** start Exercise inputs **
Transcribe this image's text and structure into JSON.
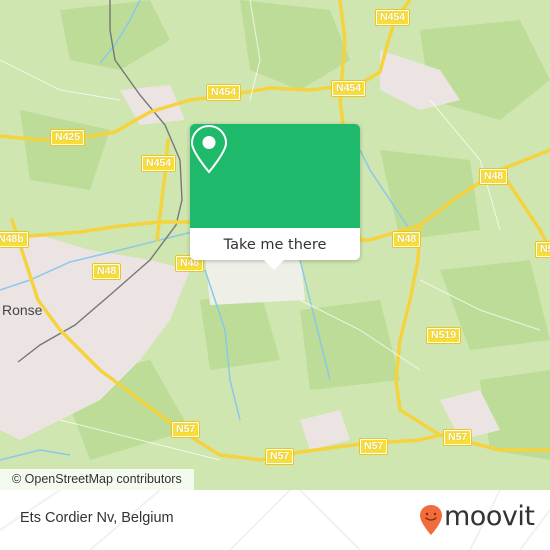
{
  "map": {
    "attribution": "© OpenStreetMap contributors",
    "place_labels": [
      {
        "id": "ronse",
        "text": "Ronse"
      }
    ],
    "road_labels": [
      {
        "id": "n454-top-right",
        "text": "N454"
      },
      {
        "id": "n454-center",
        "text": "N454"
      },
      {
        "id": "n454-right",
        "text": "N454"
      },
      {
        "id": "n425",
        "text": "N425"
      },
      {
        "id": "n454-left",
        "text": "N454"
      },
      {
        "id": "n48b",
        "text": "N48b"
      },
      {
        "id": "n48-left",
        "text": "N48"
      },
      {
        "id": "n48-center",
        "text": "N48"
      },
      {
        "id": "n48-right",
        "text": "N48"
      },
      {
        "id": "n48-far-right",
        "text": "N48"
      },
      {
        "id": "n5-edge",
        "text": "N5"
      },
      {
        "id": "n519",
        "text": "N519"
      },
      {
        "id": "n57-left",
        "text": "N57"
      },
      {
        "id": "n57-a",
        "text": "N57"
      },
      {
        "id": "n57-b",
        "text": "N57"
      },
      {
        "id": "n57-c",
        "text": "N57"
      }
    ],
    "colors": {
      "land": "#cfe6b0",
      "forest": "#bddc98",
      "urban": "#ece4e2",
      "road": "#f7dc3a",
      "water": "#8cc8e8",
      "rail": "#777777"
    }
  },
  "popup": {
    "icon": "map-pin-icon",
    "action_label": "Take me there",
    "accent": "#1fb96b"
  },
  "footer": {
    "location": "Ets Cordier Nv, Belgium",
    "brand": "moovit",
    "brand_color": "#f26b3a"
  }
}
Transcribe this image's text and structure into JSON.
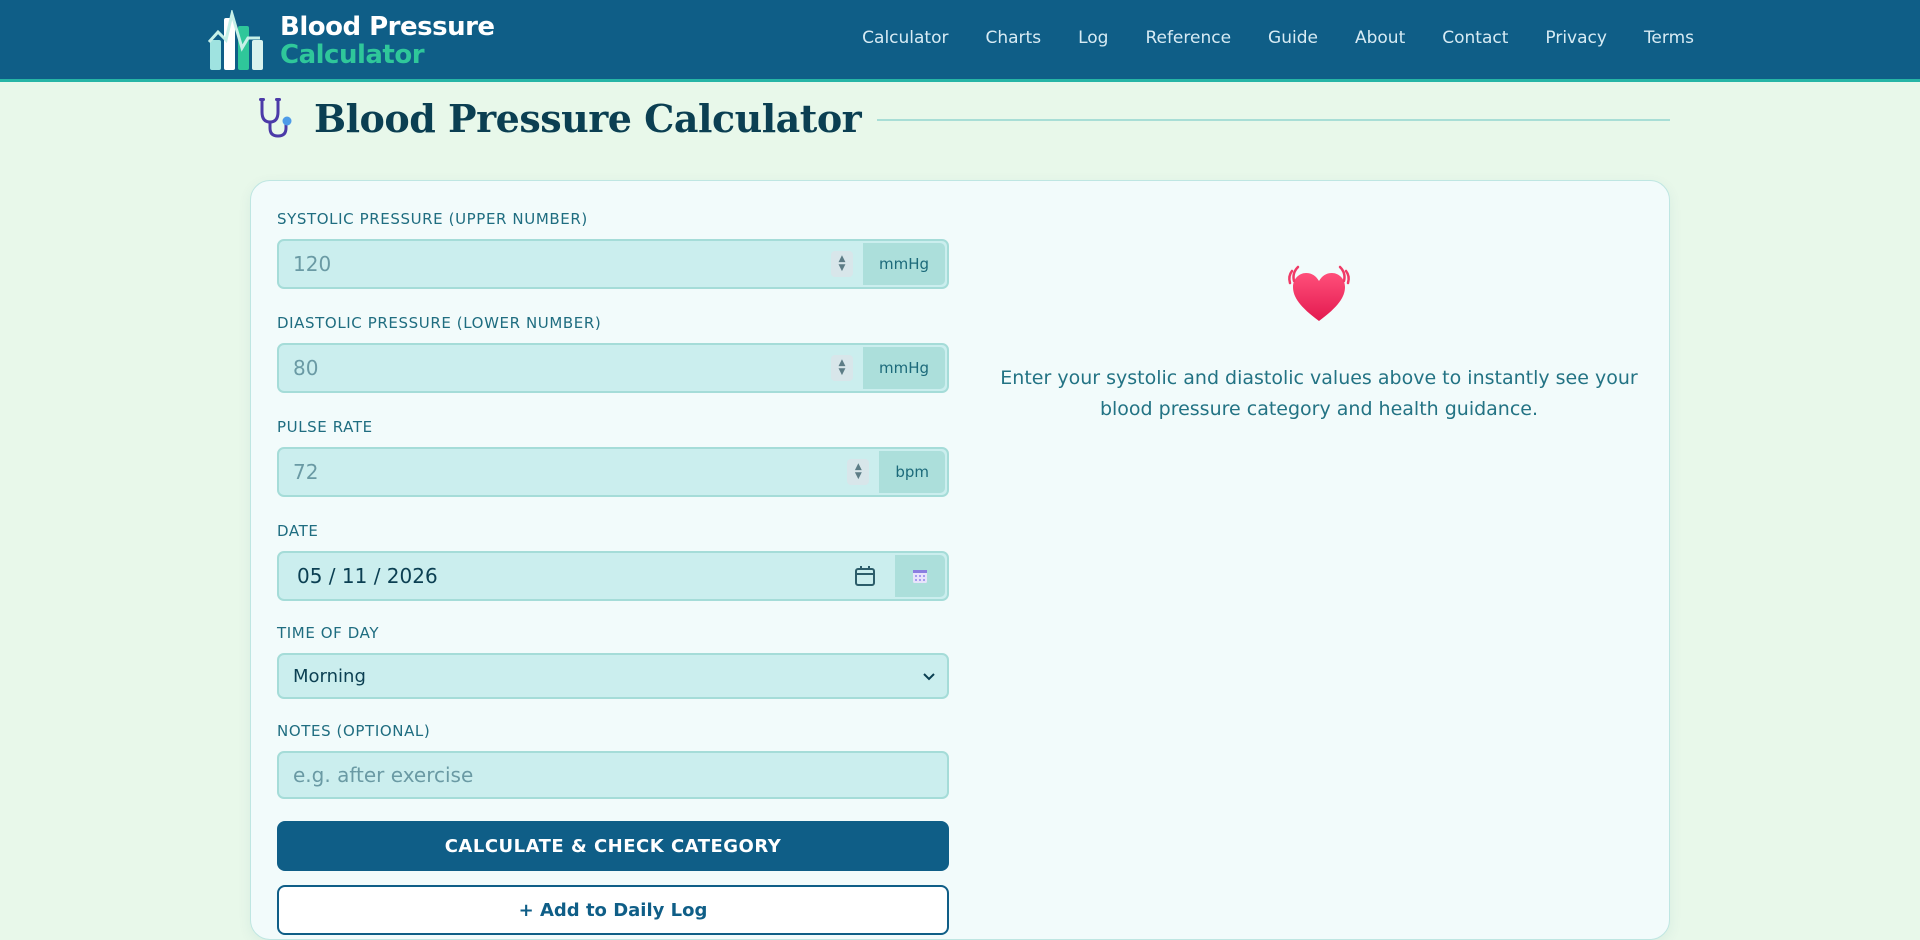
{
  "brand": {
    "line1": "Blood Pressure",
    "line2": "Calculator"
  },
  "nav": [
    "Calculator",
    "Charts",
    "Log",
    "Reference",
    "Guide",
    "About",
    "Contact",
    "Privacy",
    "Terms"
  ],
  "page": {
    "title": "Blood Pressure Calculator"
  },
  "form": {
    "systolic": {
      "label": "SYSTOLIC PRESSURE (UPPER NUMBER)",
      "placeholder": "120",
      "unit": "mmHg"
    },
    "diastolic": {
      "label": "DIASTOLIC PRESSURE (LOWER NUMBER)",
      "placeholder": "80",
      "unit": "mmHg"
    },
    "pulse": {
      "label": "PULSE RATE",
      "placeholder": "72",
      "unit": "bpm"
    },
    "date": {
      "label": "DATE",
      "value": "05 / 11 / 2026"
    },
    "time": {
      "label": "TIME OF DAY",
      "value": "Morning"
    },
    "notes": {
      "label": "NOTES (OPTIONAL)",
      "placeholder": "e.g. after exercise"
    },
    "calculate_label": "CALCULATE & CHECK CATEGORY",
    "log_label": "+ Add to Daily Log"
  },
  "result": {
    "message": "Enter your systolic and diastolic values above to instantly see your blood pressure category and health guidance."
  },
  "colors": {
    "header": "#0f5e87",
    "accent": "#2fc79a",
    "background": "#e8f8ea",
    "card": "#f2fbfb"
  }
}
** end Exercise inputs **
• [Problem statement]: Each line in the entries above that includes the string "Calculator" should be extracted.

• [Response to the exercise]:
    "line2": "Calculator"
    "Calculator",
    "title": "Blood Pressure Calculator"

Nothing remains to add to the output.